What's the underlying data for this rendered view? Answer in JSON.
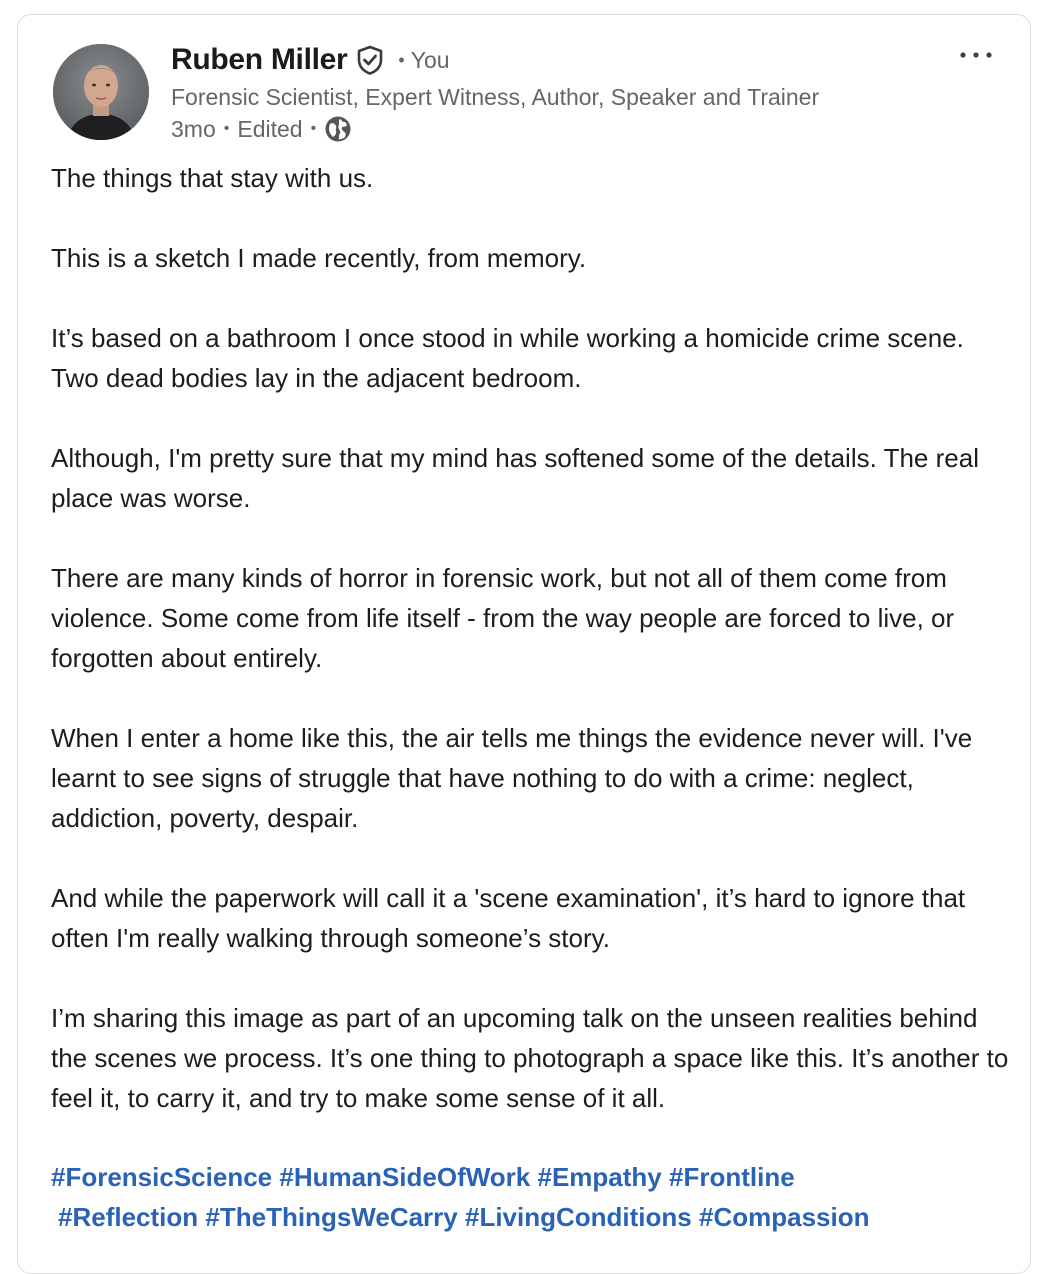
{
  "author": {
    "name": "Ruben Miller",
    "relation": "You",
    "headline": "Forensic Scientist, Expert Witness, Author, Speaker and Trainer",
    "time_ago": "3mo",
    "edited_label": "Edited",
    "visibility_icon": "globe-icon",
    "verified_icon": "verified-shield-icon",
    "avatar_icon": "avatar-photo"
  },
  "menu": {
    "more_icon": "ellipsis-icon"
  },
  "post": {
    "paragraphs": [
      "The things that stay with us.",
      "This is a sketch I made recently, from memory.",
      "It’s based on a bathroom I once stood in while working a homicide crime scene. Two dead bodies lay in the adjacent bedroom.",
      "Although, I'm pretty sure that my mind has softened some of the details. The real place was worse.",
      "There are many kinds of horror in forensic work, but not all of them come from violence. Some come from life itself - from the way people are forced to live, or forgotten about entirely.",
      "When I enter a home like this, the air tells me things the evidence never will. I've learnt to see signs of struggle that have nothing to do with a crime: neglect, addiction, poverty, despair.",
      "And while the paperwork will call it a 'scene examination', it’s hard to ignore that often I'm really walking through someone’s story.",
      "I’m sharing this image as part of an upcoming talk on the unseen realities behind the scenes we process. It’s one thing to photograph a space like this. It’s another to feel it, to carry it, and try to make some sense of it all."
    ],
    "hashtags": [
      "#ForensicScience",
      "#HumanSideOfWork",
      "#Empathy",
      "#Frontline",
      "#Reflection",
      "#TheThingsWeCarry",
      "#LivingConditions",
      "#Compassion"
    ]
  },
  "colors": {
    "hashtag": "#2a62b6",
    "secondary_text": "#666666",
    "primary_text": "#1d1d1d"
  }
}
##########
Write out each line of the data exactly; the images should be left out.

What's the underlying data for this rendered view? Answer in JSON.
{
  "author": {
    "name": "Ruben Miller",
    "relation": "You",
    "headline": "Forensic Scientist, Expert Witness, Author, Speaker and Trainer",
    "time_ago": "3mo",
    "edited_label": "Edited",
    "visibility_icon": "globe-icon",
    "verified_icon": "verified-shield-icon",
    "avatar_icon": "avatar-photo"
  },
  "menu": {
    "more_icon": "ellipsis-icon"
  },
  "post": {
    "paragraphs": [
      "The things that stay with us.",
      "This is a sketch I made recently, from memory.",
      "It’s based on a bathroom I once stood in while working a homicide crime scene. Two dead bodies lay in the adjacent bedroom.",
      "Although, I'm pretty sure that my mind has softened some of the details. The real place was worse.",
      "There are many kinds of horror in forensic work, but not all of them come from violence. Some come from life itself - from the way people are forced to live, or forgotten about entirely.",
      "When I enter a home like this, the air tells me things the evidence never will. I've learnt to see signs of struggle that have nothing to do with a crime: neglect, addiction, poverty, despair.",
      "And while the paperwork will call it a 'scene examination', it’s hard to ignore that often I'm really walking through someone’s story.",
      "I’m sharing this image as part of an upcoming talk on the unseen realities behind the scenes we process. It’s one thing to photograph a space like this. It’s another to feel it, to carry it, and try to make some sense of it all."
    ],
    "hashtags": [
      "#ForensicScience",
      "#HumanSideOfWork",
      "#Empathy",
      "#Frontline",
      "#Reflection",
      "#TheThingsWeCarry",
      "#LivingConditions",
      "#Compassion"
    ]
  },
  "colors": {
    "hashtag": "#2a62b6",
    "secondary_text": "#666666",
    "primary_text": "#1d1d1d"
  }
}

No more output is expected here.